* **Task requirements**
Rewrite each line of the data below with "callout-item" swapped for "list-entry" wherever it appears, and keep everything else the same. Leave the pictures out.

* **Working data**
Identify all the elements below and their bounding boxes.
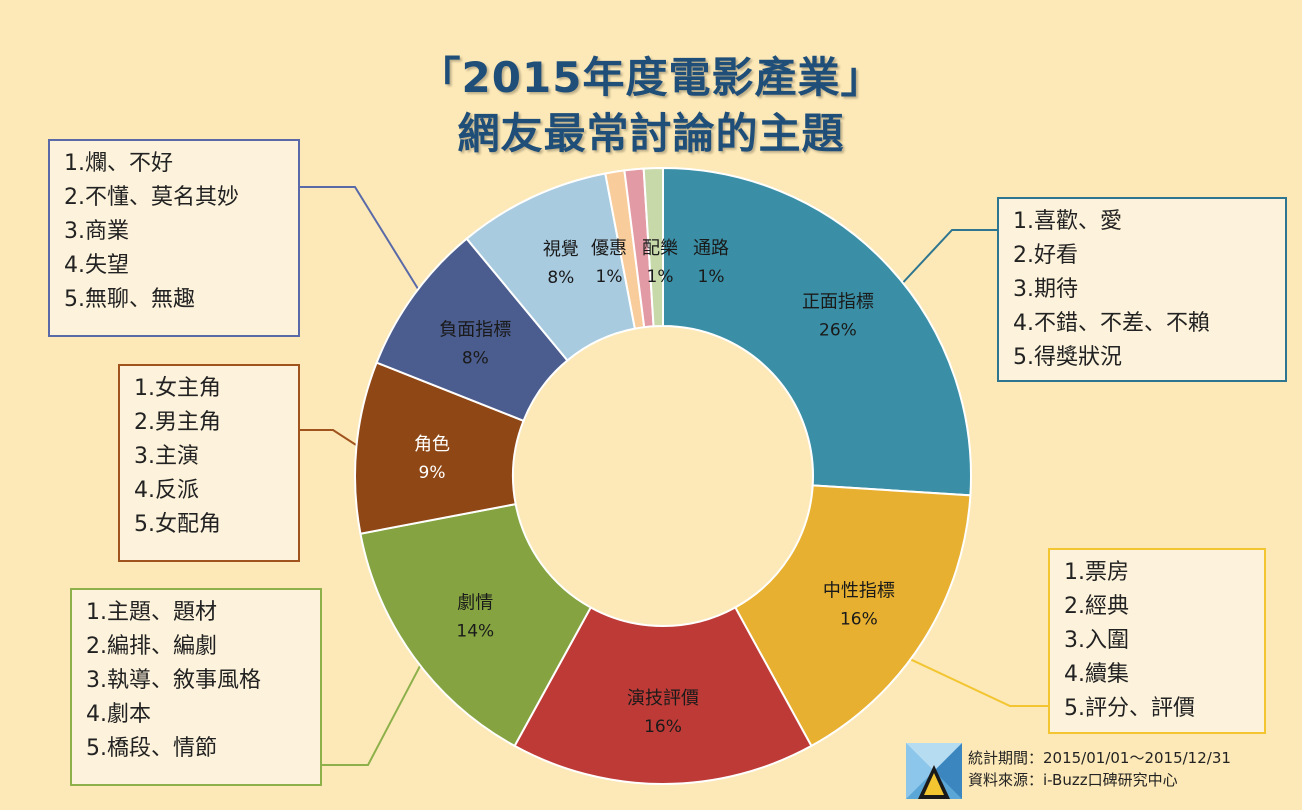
slice-labels: 正面指標 26% 中性指標 16% 演技評價 16% 劇情 14% 角色 9% 負面指標 8% 視覺 8%… (414, 238, 895, 737)
callout-leader-lines (300, 186, 1048, 766)
leader-neutral (879, 644, 1048, 707)
slice-category-label: 優惠 (591, 238, 627, 259)
donut-slice-9 (642, 166, 664, 328)
slice-value-label: 1% (647, 267, 674, 287)
callout-item: 1.喜歡、愛 (1013, 209, 1122, 234)
slice-category-label: 角色 (414, 434, 450, 455)
callout-item: 1.女主角 (134, 376, 221, 401)
callout-item: 5.無聊、無趣 (64, 287, 195, 312)
donut-slice-0 (662, 166, 972, 497)
donut-slice-3 (359, 502, 593, 748)
slice-value-label: 1% (596, 267, 623, 287)
callout-item: 2.男主角 (134, 410, 221, 435)
callout-item: 4.反派 (134, 478, 199, 503)
callout-item: 3.執導、敘事風格 (86, 668, 261, 693)
callout-item: 4.續集 (1064, 662, 1129, 687)
callout-item: 4.失望 (64, 253, 129, 278)
callout-item: 4.不錯、不差、不賴 (1013, 311, 1210, 336)
leader-negative (300, 186, 429, 306)
donut-slice-2 (513, 606, 813, 785)
chart-title-line1: 「2015年度電影產業」 (418, 53, 884, 102)
callout-item: 3.商業 (64, 219, 129, 244)
slice-value-label: 16% (644, 717, 682, 737)
leader-plot (322, 627, 441, 766)
slice-value-label: 9% (419, 463, 446, 483)
i-buzz-logo (906, 743, 962, 799)
callout-role: 1.女主角 2.男主角 3.主演 4.反派 5.女配角 (118, 364, 300, 562)
stat-period: 統計期間：2015/01/01～2015/12/31 (968, 749, 1231, 767)
callout-item: 2.不懂、莫名其妙 (64, 185, 239, 210)
callout-item: 2.好看 (1013, 243, 1078, 268)
callout-negative: 1.爛、不好 2.不懂、莫名其妙 3.商業 4.失望 5.無聊、無趣 (48, 139, 300, 337)
callout-item: 2.經典 (1064, 594, 1129, 619)
slice-category-label: 演技評價 (627, 688, 699, 709)
data-source: 資料來源：i-Buzz口碑研究中心 (968, 771, 1178, 789)
callout-item: 5.評分、評價 (1064, 696, 1195, 721)
callout-item: 5.橋段、情節 (86, 736, 217, 761)
slice-category-label: 正面指標 (802, 292, 874, 313)
callout-item: 5.得獎狀況 (1013, 345, 1122, 370)
footer: 統計期間：2015/01/01～2015/12/31 資料來源：i-Buzz口碑… (968, 747, 1231, 791)
slice-value-label: 16% (840, 609, 878, 629)
callout-item: 1.主題、題材 (86, 600, 217, 625)
slice-value-label: 14% (456, 621, 494, 641)
callout-item: 3.入圍 (1064, 628, 1129, 653)
slice-category-label: 劇情 (457, 592, 493, 613)
callout-item: 2.編排、編劇 (86, 634, 217, 659)
slice-value-label: 8% (462, 349, 489, 369)
slice-value-label: 1% (698, 267, 725, 287)
slice-category-label: 通路 (693, 238, 729, 259)
donut-slice-1 (733, 484, 972, 748)
slice-category-label: 負面指標 (439, 320, 511, 341)
slice-category-label: 中性指標 (823, 580, 895, 601)
callout-positive: 1.喜歡、愛 2.好看 3.期待 4.不錯、不差、不賴 5.得獎狀況 (997, 197, 1287, 382)
slice-category-label: 視覺 (543, 239, 579, 260)
slice-value-label: 26% (819, 321, 857, 341)
donut-slices (354, 166, 972, 785)
callout-item: 5.女配角 (134, 512, 221, 537)
slice-value-label: 8% (547, 268, 574, 288)
chart-title-line2: 網友最常討論的主題 (457, 109, 845, 158)
callout-neutral: 1.票房 2.經典 3.入圍 4.續集 5.評分、評價 (1048, 548, 1266, 734)
callout-item: 1.票房 (1064, 560, 1129, 585)
leader-positive (896, 229, 997, 290)
callout-item: 1.爛、不好 (64, 151, 173, 176)
callout-item: 4.劇本 (86, 702, 151, 727)
callout-item: 3.主演 (134, 444, 199, 469)
slice-category-label: 配樂 (642, 238, 678, 259)
callout-item: 3.期待 (1013, 277, 1078, 302)
callout-plot: 1.主題、題材 2.編排、編劇 3.執導、敘事風格 4.劇本 5.橋段、情節 (70, 588, 322, 786)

* **Task result**
Identify all the elements below and their bounding boxes.
slice-labels: 正面指標 26% 中性指標 16% 演技評價 16% 劇情 14% 角色 9% 負面指標 8% 視覺 8%… (414, 238, 895, 737)
callout-leader-lines (300, 186, 1048, 766)
leader-neutral (879, 644, 1048, 707)
slice-category-label: 優惠 (591, 238, 627, 259)
donut-slice-9 (642, 166, 664, 328)
slice-value-label: 1% (647, 267, 674, 287)
list-entry: 1.喜歡、愛 (1013, 209, 1122, 234)
slice-category-label: 角色 (414, 434, 450, 455)
list-entry: 1.女主角 (134, 376, 221, 401)
list-entry: 5.無聊、無趣 (64, 287, 195, 312)
donut-slice-0 (662, 166, 972, 497)
donut-slice-3 (359, 502, 593, 748)
slice-value-label: 1% (596, 267, 623, 287)
list-entry: 2.男主角 (134, 410, 221, 435)
list-entry: 4.反派 (134, 478, 199, 503)
list-entry: 3.執導、敘事風格 (86, 668, 261, 693)
list-entry: 4.續集 (1064, 662, 1129, 687)
list-entry: 4.失望 (64, 253, 129, 278)
list-entry: 4.不錯、不差、不賴 (1013, 311, 1210, 336)
leader-negative (300, 186, 429, 306)
donut-slice-2 (513, 606, 813, 785)
chart-title-line1: 「2015年度電影產業」 (418, 53, 884, 102)
list-entry: 3.商業 (64, 219, 129, 244)
slice-value-label: 16% (644, 717, 682, 737)
leader-plot (322, 627, 441, 766)
slice-value-label: 9% (419, 463, 446, 483)
i-buzz-logo (906, 743, 962, 799)
callout-role: 1.女主角 2.男主角 3.主演 4.反派 5.女配角 (118, 364, 300, 562)
stat-period: 統計期間：2015/01/01～2015/12/31 (968, 749, 1231, 767)
list-entry: 2.不懂、莫名其妙 (64, 185, 239, 210)
list-entry: 2.好看 (1013, 243, 1078, 268)
callout-negative: 1.爛、不好 2.不懂、莫名其妙 3.商業 4.失望 5.無聊、無趣 (48, 139, 300, 337)
list-entry: 2.經典 (1064, 594, 1129, 619)
slice-category-label: 演技評價 (627, 688, 699, 709)
data-source: 資料來源：i-Buzz口碑研究中心 (968, 771, 1178, 789)
list-entry: 5.評分、評價 (1064, 696, 1195, 721)
list-entry: 5.橋段、情節 (86, 736, 217, 761)
slice-category-label: 正面指標 (802, 292, 874, 313)
list-entry: 5.得獎狀況 (1013, 345, 1122, 370)
footer: 統計期間：2015/01/01～2015/12/31 資料來源：i-Buzz口碑… (968, 747, 1231, 791)
slice-value-label: 16% (840, 609, 878, 629)
list-entry: 1.主題、題材 (86, 600, 217, 625)
slice-value-label: 14% (456, 621, 494, 641)
list-entry: 3.入圍 (1064, 628, 1129, 653)
slice-category-label: 劇情 (457, 592, 493, 613)
list-entry: 2.編排、編劇 (86, 634, 217, 659)
slice-value-label: 8% (462, 349, 489, 369)
slice-value-label: 1% (698, 267, 725, 287)
slice-category-label: 通路 (693, 238, 729, 259)
donut-slice-1 (733, 484, 972, 748)
slice-category-label: 負面指標 (439, 320, 511, 341)
slice-category-label: 中性指標 (823, 580, 895, 601)
callout-positive: 1.喜歡、愛 2.好看 3.期待 4.不錯、不差、不賴 5.得獎狀況 (997, 197, 1287, 382)
slice-category-label: 視覺 (543, 239, 579, 260)
slice-value-label: 26% (819, 321, 857, 341)
donut-slices (354, 166, 972, 785)
list-entry: 5.女配角 (134, 512, 221, 537)
slice-value-label: 8% (547, 268, 574, 288)
chart-title-line2: 網友最常討論的主題 (457, 109, 845, 158)
callout-neutral: 1.票房 2.經典 3.入圍 4.續集 5.評分、評價 (1048, 548, 1266, 734)
list-entry: 1.票房 (1064, 560, 1129, 585)
leader-positive (896, 229, 997, 290)
list-entry: 1.爛、不好 (64, 151, 173, 176)
list-entry: 4.劇本 (86, 702, 151, 727)
list-entry: 3.主演 (134, 444, 199, 469)
slice-category-label: 配樂 (642, 238, 678, 259)
list-entry: 3.期待 (1013, 277, 1078, 302)
callout-plot: 1.主題、題材 2.編排、編劇 3.執導、敘事風格 4.劇本 5.橋段、情節 (70, 588, 322, 786)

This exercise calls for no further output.